=== What needs to be done ===
For the material that follows, list every line containing the word "قابل".

=== Supplied records ===
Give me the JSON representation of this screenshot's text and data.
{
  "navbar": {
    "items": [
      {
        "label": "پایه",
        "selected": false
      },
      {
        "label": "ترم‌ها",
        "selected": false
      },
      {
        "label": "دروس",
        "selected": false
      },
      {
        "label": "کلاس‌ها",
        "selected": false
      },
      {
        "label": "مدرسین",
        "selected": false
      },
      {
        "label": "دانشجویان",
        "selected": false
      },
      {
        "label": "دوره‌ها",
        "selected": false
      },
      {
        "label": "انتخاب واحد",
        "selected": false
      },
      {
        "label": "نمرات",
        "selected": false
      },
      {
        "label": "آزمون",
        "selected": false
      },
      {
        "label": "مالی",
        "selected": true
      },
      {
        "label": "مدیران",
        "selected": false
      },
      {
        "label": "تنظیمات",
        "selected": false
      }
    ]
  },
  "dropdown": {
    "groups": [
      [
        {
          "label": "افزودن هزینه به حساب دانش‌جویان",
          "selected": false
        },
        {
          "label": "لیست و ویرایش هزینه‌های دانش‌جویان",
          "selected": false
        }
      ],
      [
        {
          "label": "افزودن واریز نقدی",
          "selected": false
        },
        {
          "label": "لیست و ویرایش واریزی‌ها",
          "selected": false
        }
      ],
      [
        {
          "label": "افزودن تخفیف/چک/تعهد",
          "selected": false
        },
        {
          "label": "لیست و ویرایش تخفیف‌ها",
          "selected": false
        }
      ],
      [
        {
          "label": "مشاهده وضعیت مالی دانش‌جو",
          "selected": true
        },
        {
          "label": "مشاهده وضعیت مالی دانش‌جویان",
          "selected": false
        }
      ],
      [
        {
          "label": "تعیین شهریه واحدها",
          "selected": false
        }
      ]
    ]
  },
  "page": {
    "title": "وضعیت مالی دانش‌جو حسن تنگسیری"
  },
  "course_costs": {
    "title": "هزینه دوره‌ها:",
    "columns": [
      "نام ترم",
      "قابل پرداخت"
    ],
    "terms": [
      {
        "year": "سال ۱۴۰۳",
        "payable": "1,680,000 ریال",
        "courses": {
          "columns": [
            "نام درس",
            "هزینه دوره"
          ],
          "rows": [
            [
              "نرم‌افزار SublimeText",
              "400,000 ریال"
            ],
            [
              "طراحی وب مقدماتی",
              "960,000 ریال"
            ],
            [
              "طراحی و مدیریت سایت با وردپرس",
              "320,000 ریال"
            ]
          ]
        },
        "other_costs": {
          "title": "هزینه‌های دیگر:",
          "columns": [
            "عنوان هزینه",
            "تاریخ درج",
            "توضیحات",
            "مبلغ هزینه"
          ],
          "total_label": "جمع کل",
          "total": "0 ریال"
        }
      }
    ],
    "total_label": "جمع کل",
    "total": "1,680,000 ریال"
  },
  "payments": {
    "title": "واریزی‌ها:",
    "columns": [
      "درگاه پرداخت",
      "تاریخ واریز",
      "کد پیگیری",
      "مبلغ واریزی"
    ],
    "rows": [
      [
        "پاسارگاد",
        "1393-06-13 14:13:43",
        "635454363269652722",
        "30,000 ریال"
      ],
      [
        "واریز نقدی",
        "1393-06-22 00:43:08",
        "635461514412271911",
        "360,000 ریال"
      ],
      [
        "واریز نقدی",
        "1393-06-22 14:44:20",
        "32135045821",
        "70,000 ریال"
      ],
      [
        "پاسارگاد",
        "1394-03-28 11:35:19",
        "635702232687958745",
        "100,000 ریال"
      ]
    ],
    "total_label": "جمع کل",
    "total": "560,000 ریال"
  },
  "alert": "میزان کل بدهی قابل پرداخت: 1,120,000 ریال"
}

=== Solution to this exercise ===
      "قابل پرداخت"
  "alert": "میزان کل بدهی قابل پرداخت: 1,120,000 ریال"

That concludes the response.